Recorded data:
┌──

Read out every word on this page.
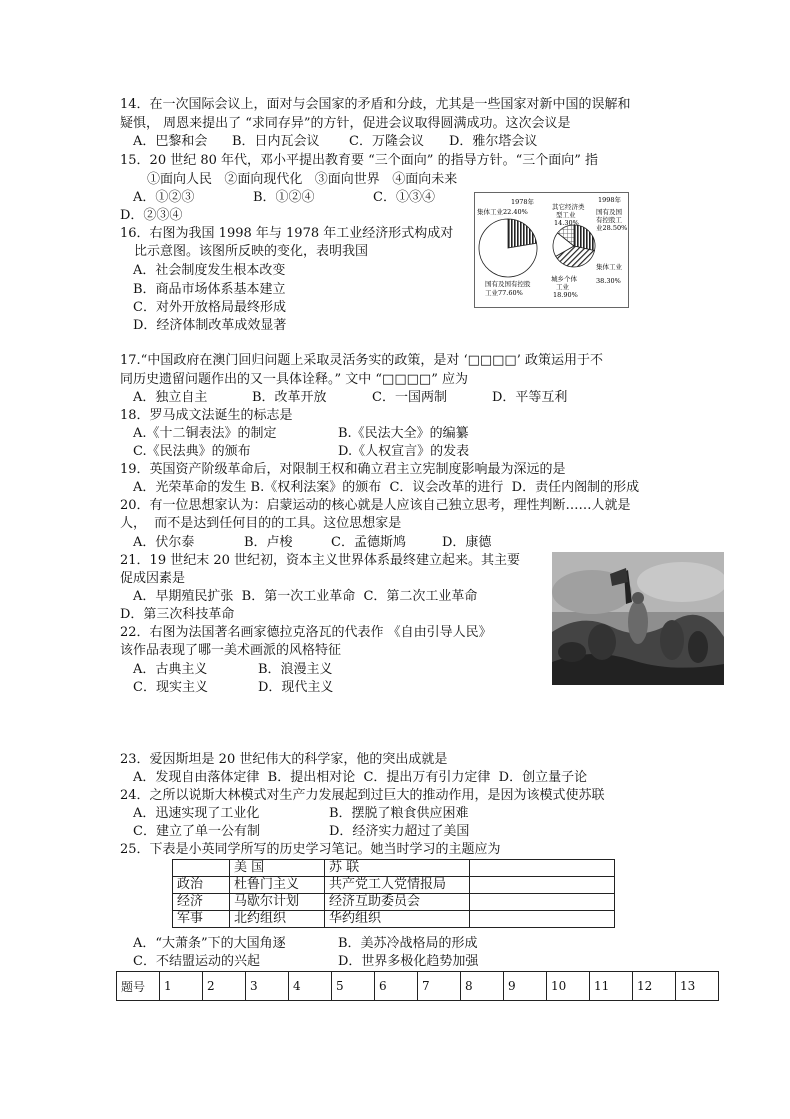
14．在一次国际会议上，面对与会国家的矛盾和分歧，尤其是一些国家对新中国的误解和
疑惧， 周恩来提出了 “求同存异”的方针，促进会议取得圆满成功。这次会议是
A．巴黎和会 B．日内瓦会议 C．万隆会议 D．雅尔塔会议
15．20 世纪 80 年代，邓小平提出教育要 “三个面向” 的指导方针。“三个面向” 指
①面向人民   ②面向现代化   ③面向世界   ④面向未来
A．①②③	B．①②④	C．①③④
D．②③④
16．右图为我国 1998 年与 1978 年工业经济形式构成对
比示意图。该图所反映的变化，表明我国
A．社会制度发生根本改变
B．商品市场体系基本建立
C．对外开放格局最终形成
D．经济体制改革成效显著
1978年
集体工业22.40%
国有及国有控股
工业77.60%
1998年
国有及国
有控股工
业28.50%
集体工业
38.30%
其它经济类
型工业
14.30%
城乡个体
工业
18.90%
17.“中国政府在澳门回归问题上采取灵活务实的政策，是对 ‘□□□□’ 政策运用于不
同历史遗留问题作出的又一具体诠释。” 文中 “□□□□” 应为
A．独立自主	B．改革开放	C．一国两制	D．平等互利
18．罗马成文法诞生的标志是
A.《十二铜表法》的制定	B.《民法大全》的编纂
C.《民法典》的颁布	D.《人权宣言》的发表
19．英国资产阶级革命后，对限制王权和确立君主立宪制度影响最为深远的是
A．光荣革命的发生 B.《权利法案》的颁布  C．议会改革的进行  D．责任内阁制的形成
20．有一位思想家认为：启蒙运动的核心就是人应该自己独立思考，理性判断……人就是
人，  而不是达到任何目的的工具。这位思想家是
A．伏尔泰	B．卢梭	C．孟德斯鸠	D．康德
21．19 世纪末 20 世纪初，资本主义世界体系最终建立起来。其主要
促成因素是
A．早期殖民扩张  B．第一次工业革命  C．第二次工业革命
D．第三次科技革命
22．右图为法国著名画家德拉克洛瓦的代表作 《自由引导人民》
该作品表现了哪一美术画派的风格特征
A．古典主义	B．浪漫主义
C．现实主义	D．现代主义
23．爱因斯坦是 20 世纪伟大的科学家，他的突出成就是
A．发现自由落体定律  B．提出相对论  C．提出万有引力定律  D．创立量子论
24．之所以说斯大林模式对生产力发展起到过巨大的推动作用，是因为该模式使苏联
A．迅速实现了工业化	B．摆脱了粮食供应困难
C．建立了单一公有制	D．经济实力超过了美国
25．下表是小英同学所写的历史学习笔记。她当时学习的主题应为
	美 国	苏 联	
政治	杜鲁门主义	共产党工人党情报局	
经济	马歇尔计划	经济互助委员会	
军事	北约组织	华约组织	
A．“大萧条”下的大国角逐	B．美苏冷战格局的形成
C．不结盟运动的兴起	D．世界多极化趋势加强
题号	1	2	3	4	5	6	7	8	9	10	11	12	13
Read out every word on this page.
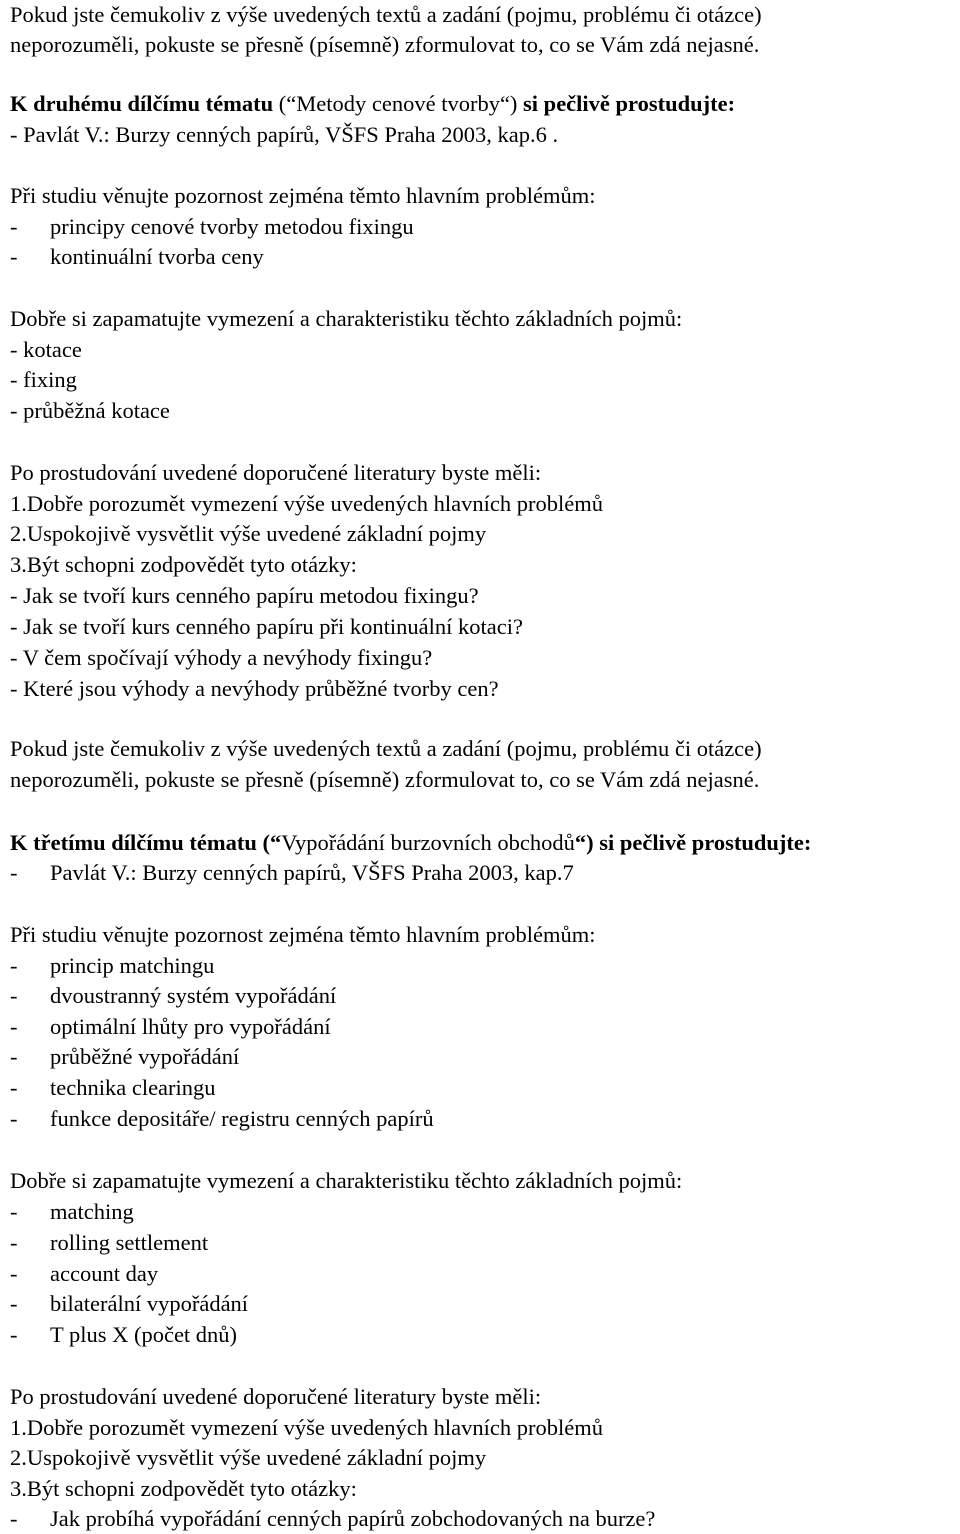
Pokud jste čemukoliv z výše uvedených textů a zadání (pojmu, problému či otázce)
neporozuměli, pokuste se přesně (písemně) zformulovat to, co se Vám zdá nejasné.
K druhému dílčímu tématu (“Metody cenové tvorby“) si pečlivě prostudujte:
- Pavlát V.: Burzy cenných papírů, VŠFS Praha 2003, kap.6 .
Při studiu věnujte pozornost zejména těmto hlavním problémům:
- principy cenové tvorby metodou fixingu
- kontinuální tvorba ceny
Dobře si zapamatujte vymezení a charakteristiku těchto základních pojmů:
- kotace
- fixing
- průběžná kotace
Po prostudování uvedené doporučené literatury byste měli:
1.Dobře porozumět vymezení výše uvedených hlavních problémů
2.Uspokojivě vysvětlit výše uvedené základní pojmy
3.Být schopni zodpovědět tyto otázky:
- Jak se tvoří kurs cenného papíru metodou fixingu?
- Jak se tvoří kurs cenného papíru při kontinuální kotaci?
- V čem spočívají výhody a nevýhody fixingu?
- Které jsou výhody a nevýhody průběžné tvorby cen?
Pokud jste čemukoliv z výše uvedených textů a zadání (pojmu, problému či otázce)
neporozuměli, pokuste se přesně (písemně) zformulovat to, co se Vám zdá nejasné.
K třetímu dílčímu tématu (“Vypořádání burzovních obchodů“) si pečlivě prostudujte:
- Pavlát V.: Burzy cenných papírů, VŠFS Praha 2003, kap.7
Při studiu věnujte pozornost zejména těmto hlavním problémům:
- princip matchingu
- dvoustranný systém vypořádání
- optimální lhůty pro vypořádání
- průběžné vypořádání
- technika clearingu
- funkce depositáře/ registru cenných papírů
Dobře si zapamatujte vymezení a charakteristiku těchto základních pojmů:
- matching
- rolling settlement
- account day
- bilaterální vypořádání
- T plus X (počet dnů)
Po prostudování uvedené doporučené literatury byste měli:
1.Dobře porozumět vymezení výše uvedených hlavních problémů
2.Uspokojivě vysvětlit výše uvedené základní pojmy
3.Být schopni zodpovědět tyto otázky:
- Jak probíhá vypořádání cenných papírů zobchodovaných na burze?
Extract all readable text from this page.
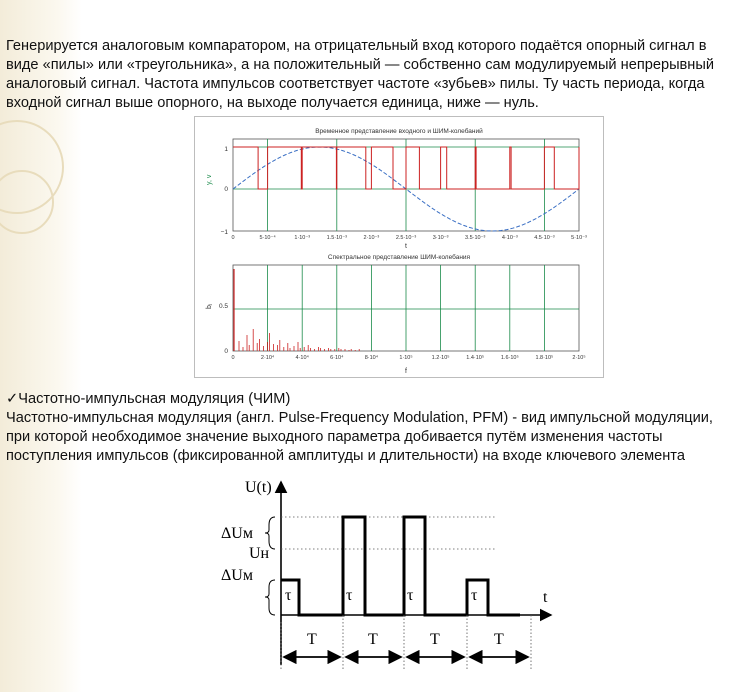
Генерируется аналоговым компаратором, на отрицательный вход которого подаётся опорный сигнал в виде «пилы» или «треугольника», а на положительный — собственно сам модулируемый непрерывный аналоговый сигнал. Частота импульсов соответствует частоте «зубьев» пилы. Ту часть периода, когда входной сигнал выше опорного, на выходе получается единица, ниже — нуль.
Временное представление входного и ШИМ-колебаний
1
0
−1
y, v
0	5·10⁻⁴	1·10⁻³	1.5·10⁻³	2·10⁻³	2.5·10⁻³	3·10⁻³	3.5·10⁻³	4·10⁻³	4.5·10⁻³	5·10⁻³
t
Спектральное представление ШИМ-колебания
0.5
0
bⱼ
0	2·10⁴	4·10⁴	6·10⁴	8·10⁴	1·10⁵	1.2·10⁵	1.4·10⁵	1.6·10⁵	1.8·10⁵	2·10⁵
f
✓Частотно-импульсная модуляция (ЧИМ)
Частотно-импульсная модуляция (англ. Pulse-Frequency Modulation, PFM) - вид импульсной модуляции, при которой необходимое значение выходного параметра добивается путём изменения частоты поступления импульсов (фиксированной амплитуды и длительности) на входе ключевого элемента
U(t)
t
ΔUм
Uн
ΔUм
τ	τ	τ	τ
T	T	T	T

└──

#### [Task prompt]
Leave the pictures out and output the rest of the listing exactly.

#### [Expected answer]
Read out every word on this page.
14．在一次国际会议上，面对与会国家的矛盾和分歧，尤其是一些国家对新中国的误解和
疑惧， 周恩来提出了 “求同存异”的方针，促进会议取得圆满成功。这次会议是
A．巴黎和会 B．日内瓦会议 C．万隆会议 D．雅尔塔会议
15．20 世纪 80 年代，邓小平提出教育要 “三个面向” 的指导方针。“三个面向” 指
①面向人民   ②面向现代化   ③面向世界   ④面向未来
A．①②③	B．①②④	C．①③④
D．②③④
16．右图为我国 1998 年与 1978 年工业经济形式构成对
比示意图。该图所反映的变化，表明我国
A．社会制度发生根本改变
B．商品市场体系基本建立
C．对外开放格局最终形成
D．经济体制改革成效显著
1978年
集体工业22.40%
国有及国有控股
工业77.60%
1998年
国有及国
有控股工
业28.50%
集体工业
38.30%
其它经济类
型工业
14.30%
城乡个体
工业
18.90%
17.“中国政府在澳门回归问题上采取灵活务实的政策，是对 ‘□□□□’ 政策运用于不
同历史遗留问题作出的又一具体诠释。” 文中 “□□□□” 应为
A．独立自主	B．改革开放	C．一国两制	D．平等互利
18．罗马成文法诞生的标志是
A.《十二铜表法》的制定	B.《民法大全》的编纂
C.《民法典》的颁布	D.《人权宣言》的发表
19．英国资产阶级革命后，对限制王权和确立君主立宪制度影响最为深远的是
A．光荣革命的发生 B.《权利法案》的颁布  C．议会改革的进行  D．责任内阁制的形成
20．有一位思想家认为：启蒙运动的核心就是人应该自己独立思考，理性判断……人就是
人，  而不是达到任何目的的工具。这位思想家是
A．伏尔泰	B．卢梭	C．孟德斯鸠	D．康德
21．19 世纪末 20 世纪初，资本主义世界体系最终建立起来。其主要
促成因素是
A．早期殖民扩张  B．第一次工业革命  C．第二次工业革命
D．第三次科技革命
22．右图为法国著名画家德拉克洛瓦的代表作 《自由引导人民》
该作品表现了哪一美术画派的风格特征
A．古典主义	B．浪漫主义
C．现实主义	D．现代主义
23．爱因斯坦是 20 世纪伟大的科学家，他的突出成就是
A．发现自由落体定律  B．提出相对论  C．提出万有引力定律  D．创立量子论
24．之所以说斯大林模式对生产力发展起到过巨大的推动作用，是因为该模式使苏联
A．迅速实现了工业化	B．摆脱了粮食供应困难
C．建立了单一公有制	D．经济实力超过了美国
25．下表是小英同学所写的历史学习笔记。她当时学习的主题应为
	美 国	苏 联	
政治	杜鲁门主义	共产党工人党情报局	
经济	马歇尔计划	经济互助委员会	
军事	北约组织	华约组织	
A．“大萧条”下的大国角逐	B．美苏冷战格局的形成
C．不结盟运动的兴起	D．世界多极化趋势加强
题号	1	2	3	4	5	6	7	8	9	10	11	12	13
Read out every word on this page.
Pokud jste čemukoliv z výše uvedených textů a zadání (pojmu, problému či otázce)
neporozuměli, pokuste se přesně (písemně) zformulovat to, co se Vám zdá nejasné.
K druhému dílčímu tématu (“Metody cenové tvorby“) si pečlivě prostudujte:
- Pavlát V.: Burzy cenných papírů, VŠFS Praha 2003, kap.6 .
Při studiu věnujte pozornost zejména těmto hlavním problémům:
- principy cenové tvorby metodou fixingu
- kontinuální tvorba ceny
Dobře si zapamatujte vymezení a charakteristiku těchto základních pojmů:
- kotace
- fixing
- průběžná kotace
Po prostudování uvedené doporučené literatury byste měli:
1.Dobře porozumět vymezení výše uvedených hlavních problémů
2.Uspokojivě vysvětlit výše uvedené základní pojmy
3.Být schopni zodpovědět tyto otázky:
- Jak se tvoří kurs cenného papíru metodou fixingu?
- Jak se tvoří kurs cenného papíru při kontinuální kotaci?
- V čem spočívají výhody a nevýhody fixingu?
- Které jsou výhody a nevýhody průběžné tvorby cen?
Pokud jste čemukoliv z výše uvedených textů a zadání (pojmu, problému či otázce)
neporozuměli, pokuste se přesně (písemně) zformulovat to, co se Vám zdá nejasné.
K třetímu dílčímu tématu (“Vypořádání burzovních obchodů“) si pečlivě prostudujte:
- Pavlát V.: Burzy cenných papírů, VŠFS Praha 2003, kap.7
Při studiu věnujte pozornost zejména těmto hlavním problémům:
- princip matchingu
- dvoustranný systém vypořádání
- optimální lhůty pro vypořádání
- průběžné vypořádání
- technika clearingu
- funkce depositáře/ registru cenných papírů
Dobře si zapamatujte vymezení a charakteristiku těchto základních pojmů:
- matching
- rolling settlement
- account day
- bilaterální vypořádání
- T plus X (počet dnů)
Po prostudování uvedené doporučené literatury byste měli:
1.Dobře porozumět vymezení výše uvedených hlavních problémů
2.Uspokojivě vysvětlit výše uvedené základní pojmy
3.Být schopni zodpovědět tyto otázky:
- Jak probíhá vypořádání cenných papírů zobchodovaných na burze?
Extract all readable text from this page.
Генерируется аналоговым компаратором, на отрицательный вход которого подаётся опорный сигнал в виде «пилы» или «треугольника», а на положительный — собственно сам модулируемый непрерывный аналоговый сигнал. Частота импульсов соответствует частоте «зубьев» пилы. Ту часть периода, когда входной сигнал выше опорного, на выходе получается единица, ниже — нуль.
Временное представление входного и ШИМ-колебаний
1
0
−1
y, v
0	5·10⁻⁴	1·10⁻³	1.5·10⁻³	2·10⁻³	2.5·10⁻³	3·10⁻³	3.5·10⁻³	4·10⁻³	4.5·10⁻³	5·10⁻³
t
Спектральное представление ШИМ-колебания
0.5
0
bⱼ
0	2·10⁴	4·10⁴	6·10⁴	8·10⁴	1·10⁵	1.2·10⁵	1.4·10⁵	1.6·10⁵	1.8·10⁵	2·10⁵
f
✓Частотно-импульсная модуляция (ЧИМ)
Частотно-импульсная модуляция (англ. Pulse-Frequency Modulation, PFM) - вид импульсной модуляции, при которой необходимое значение выходного параметра добивается путём изменения частоты поступления импульсов (фиксированной амплитуды и длительности) на входе ключевого элемента
U(t)
t
ΔUм
Uн
ΔUм
τ	τ	τ	τ
T	T	T	T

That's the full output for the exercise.